What needs to be done: Copy the lines of the listing below, starting at the line containing "state-country-boundaries (557, 78, 1715, 735)" and ending at the line containing "latitude-tick-label: 48 °", both included, with each line unchanged.

Data rows:
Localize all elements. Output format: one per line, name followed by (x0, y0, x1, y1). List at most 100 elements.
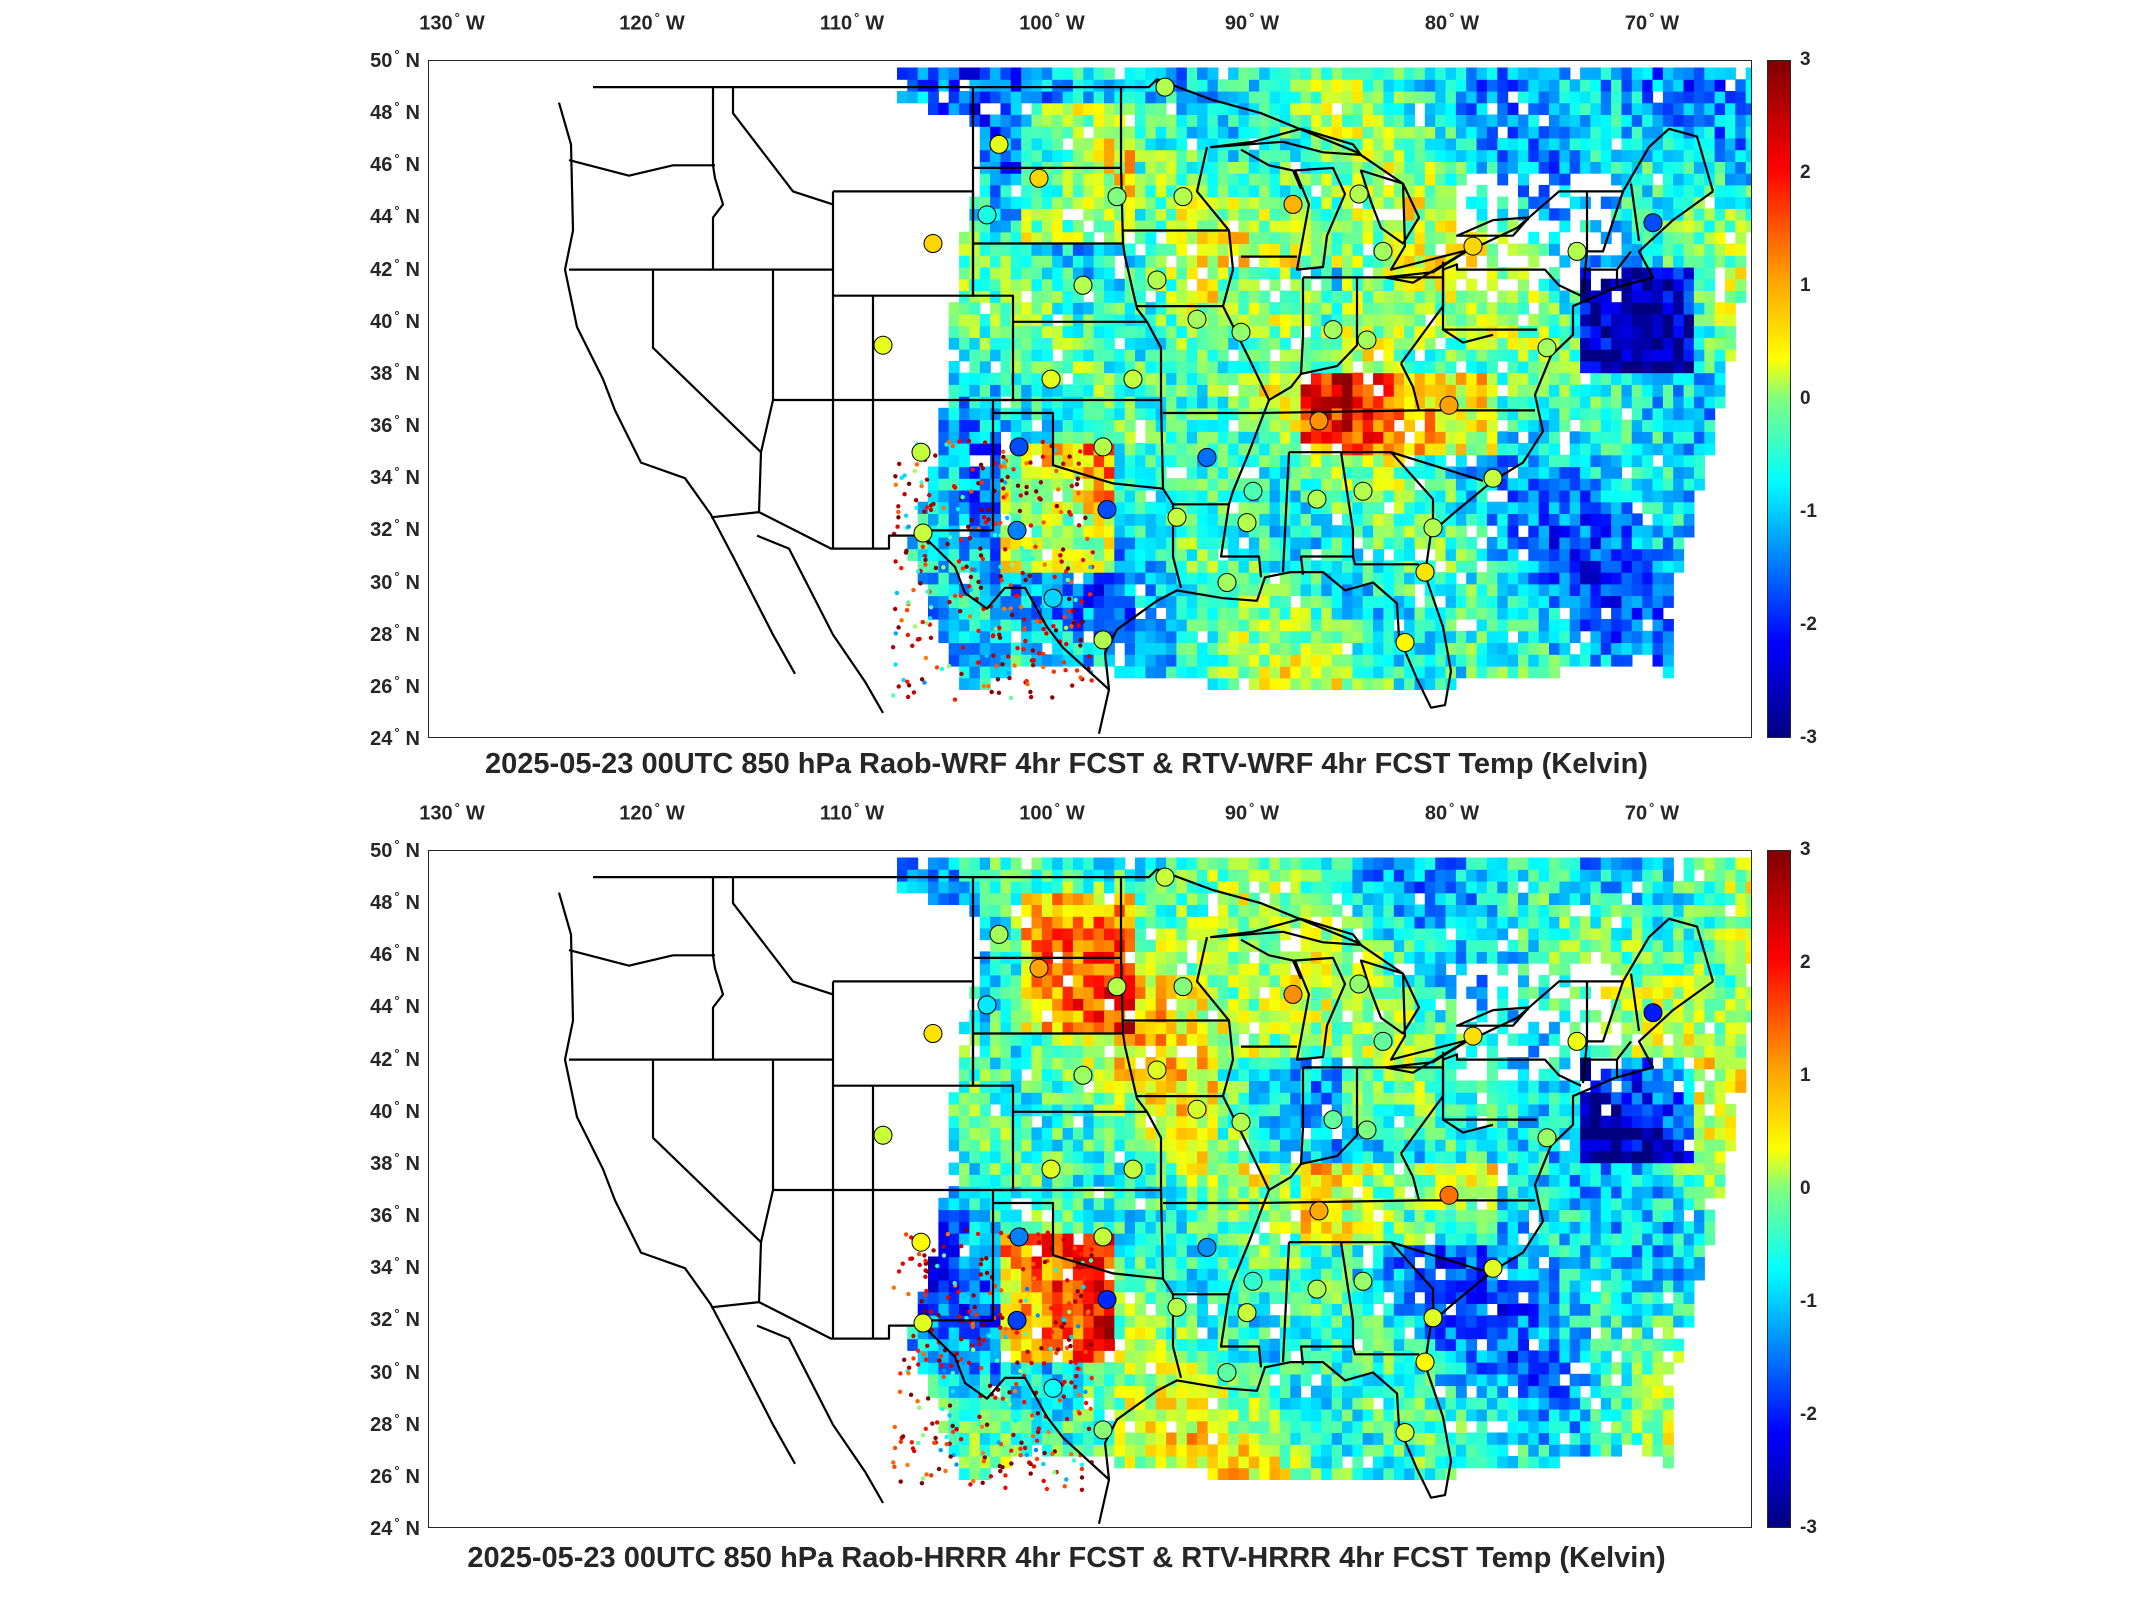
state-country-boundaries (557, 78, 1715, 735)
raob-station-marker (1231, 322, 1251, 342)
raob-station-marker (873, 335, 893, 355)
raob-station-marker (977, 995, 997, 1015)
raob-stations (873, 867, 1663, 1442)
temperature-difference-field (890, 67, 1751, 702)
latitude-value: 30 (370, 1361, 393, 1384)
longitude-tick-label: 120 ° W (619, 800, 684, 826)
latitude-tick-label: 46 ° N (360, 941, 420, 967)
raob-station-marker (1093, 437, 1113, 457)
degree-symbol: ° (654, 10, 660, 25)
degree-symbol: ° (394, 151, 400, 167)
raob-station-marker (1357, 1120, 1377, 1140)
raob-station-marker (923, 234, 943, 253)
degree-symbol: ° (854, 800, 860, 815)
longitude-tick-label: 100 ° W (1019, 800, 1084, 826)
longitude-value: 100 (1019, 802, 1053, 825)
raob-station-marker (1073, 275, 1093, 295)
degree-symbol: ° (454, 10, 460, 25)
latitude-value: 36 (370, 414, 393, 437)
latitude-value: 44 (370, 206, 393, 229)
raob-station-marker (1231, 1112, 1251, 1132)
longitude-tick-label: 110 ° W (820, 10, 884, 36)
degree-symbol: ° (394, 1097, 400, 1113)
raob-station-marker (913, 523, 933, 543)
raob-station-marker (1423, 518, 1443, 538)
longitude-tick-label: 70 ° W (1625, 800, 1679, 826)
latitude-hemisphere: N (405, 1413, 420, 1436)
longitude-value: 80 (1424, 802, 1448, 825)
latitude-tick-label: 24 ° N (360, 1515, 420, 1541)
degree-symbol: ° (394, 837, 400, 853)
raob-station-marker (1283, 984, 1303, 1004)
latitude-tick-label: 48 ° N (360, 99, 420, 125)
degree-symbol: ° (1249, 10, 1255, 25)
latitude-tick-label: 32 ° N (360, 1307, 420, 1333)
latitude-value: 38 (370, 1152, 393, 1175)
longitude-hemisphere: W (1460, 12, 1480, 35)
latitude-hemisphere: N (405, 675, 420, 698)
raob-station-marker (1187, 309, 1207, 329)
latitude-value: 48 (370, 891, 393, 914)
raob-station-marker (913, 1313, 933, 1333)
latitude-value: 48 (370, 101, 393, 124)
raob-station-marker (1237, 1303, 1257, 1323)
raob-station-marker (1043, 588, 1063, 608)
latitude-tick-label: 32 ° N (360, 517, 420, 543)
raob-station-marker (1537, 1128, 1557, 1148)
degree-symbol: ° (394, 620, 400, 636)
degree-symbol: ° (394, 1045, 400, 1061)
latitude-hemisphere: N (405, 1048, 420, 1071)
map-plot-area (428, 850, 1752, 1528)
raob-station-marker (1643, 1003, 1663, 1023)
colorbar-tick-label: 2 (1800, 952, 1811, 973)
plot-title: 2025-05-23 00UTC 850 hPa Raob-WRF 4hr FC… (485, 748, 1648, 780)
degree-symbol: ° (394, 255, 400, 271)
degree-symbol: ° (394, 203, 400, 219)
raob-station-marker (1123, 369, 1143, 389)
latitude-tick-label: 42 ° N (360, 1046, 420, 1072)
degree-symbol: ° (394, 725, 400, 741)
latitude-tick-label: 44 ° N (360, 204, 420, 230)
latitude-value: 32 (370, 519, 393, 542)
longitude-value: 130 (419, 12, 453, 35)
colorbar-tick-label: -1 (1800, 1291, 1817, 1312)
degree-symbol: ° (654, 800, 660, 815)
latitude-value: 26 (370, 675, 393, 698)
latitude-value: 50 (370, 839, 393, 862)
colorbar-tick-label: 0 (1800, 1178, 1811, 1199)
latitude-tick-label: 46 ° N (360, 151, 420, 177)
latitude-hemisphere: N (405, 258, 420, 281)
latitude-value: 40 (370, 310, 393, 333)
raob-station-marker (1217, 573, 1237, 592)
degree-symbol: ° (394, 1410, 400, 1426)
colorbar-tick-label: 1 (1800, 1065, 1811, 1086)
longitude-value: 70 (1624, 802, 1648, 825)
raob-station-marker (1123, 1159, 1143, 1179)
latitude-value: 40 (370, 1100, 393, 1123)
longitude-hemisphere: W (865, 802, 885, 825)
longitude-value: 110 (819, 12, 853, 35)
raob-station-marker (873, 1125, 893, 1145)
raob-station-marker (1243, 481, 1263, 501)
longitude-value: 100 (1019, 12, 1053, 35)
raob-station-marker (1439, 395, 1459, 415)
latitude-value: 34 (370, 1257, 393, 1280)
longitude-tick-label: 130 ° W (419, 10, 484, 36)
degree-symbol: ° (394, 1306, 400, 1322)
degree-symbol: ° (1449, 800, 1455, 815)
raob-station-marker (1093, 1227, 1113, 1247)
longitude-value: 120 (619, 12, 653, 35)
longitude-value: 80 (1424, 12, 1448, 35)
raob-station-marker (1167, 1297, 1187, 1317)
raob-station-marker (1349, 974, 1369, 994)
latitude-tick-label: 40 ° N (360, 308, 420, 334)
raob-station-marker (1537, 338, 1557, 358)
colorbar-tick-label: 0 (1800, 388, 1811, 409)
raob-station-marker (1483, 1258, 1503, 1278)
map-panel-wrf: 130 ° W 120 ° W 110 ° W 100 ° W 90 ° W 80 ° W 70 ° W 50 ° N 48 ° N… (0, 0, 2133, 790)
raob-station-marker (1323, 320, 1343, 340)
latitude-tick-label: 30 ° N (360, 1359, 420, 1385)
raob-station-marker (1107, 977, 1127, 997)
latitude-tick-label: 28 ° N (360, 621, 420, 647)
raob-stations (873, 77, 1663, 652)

The result:
state-country-boundaries (557, 78, 1715, 735)
raob-station-marker (1231, 322, 1251, 342)
raob-station-marker (873, 335, 893, 355)
raob-station-marker (977, 995, 997, 1015)
raob-stations (873, 867, 1663, 1442)
temperature-difference-field (890, 67, 1751, 702)
latitude-value: 30 (370, 1361, 393, 1384)
longitude-tick-label: 120 ° W (619, 800, 684, 826)
latitude-tick-label: 46 ° N (360, 941, 420, 967)
raob-station-marker (1093, 437, 1113, 457)
degree-symbol: ° (654, 10, 660, 25)
degree-symbol: ° (394, 151, 400, 167)
raob-station-marker (1357, 1120, 1377, 1140)
raob-station-marker (923, 234, 943, 253)
degree-symbol: ° (854, 800, 860, 815)
longitude-tick-label: 100 ° W (1019, 800, 1084, 826)
longitude-value: 100 (1019, 802, 1053, 825)
raob-station-marker (1073, 275, 1093, 295)
degree-symbol: ° (454, 10, 460, 25)
latitude-value: 36 (370, 414, 393, 437)
latitude-value: 44 (370, 206, 393, 229)
raob-station-marker (1231, 1112, 1251, 1132)
longitude-tick-label: 110 ° W (820, 10, 884, 36)
degree-symbol: ° (394, 1097, 400, 1113)
raob-station-marker (913, 523, 933, 543)
raob-station-marker (1423, 518, 1443, 538)
longitude-tick-label: 70 ° W (1625, 800, 1679, 826)
latitude-hemisphere: N (405, 1413, 420, 1436)
longitude-value: 80 (1424, 802, 1448, 825)
latitude-tick-label: 24 ° N (360, 1515, 420, 1541)
degree-symbol: ° (394, 837, 400, 853)
raob-station-marker (1283, 984, 1303, 1004)
latitude-tick-label: 48 ° N (360, 99, 420, 125)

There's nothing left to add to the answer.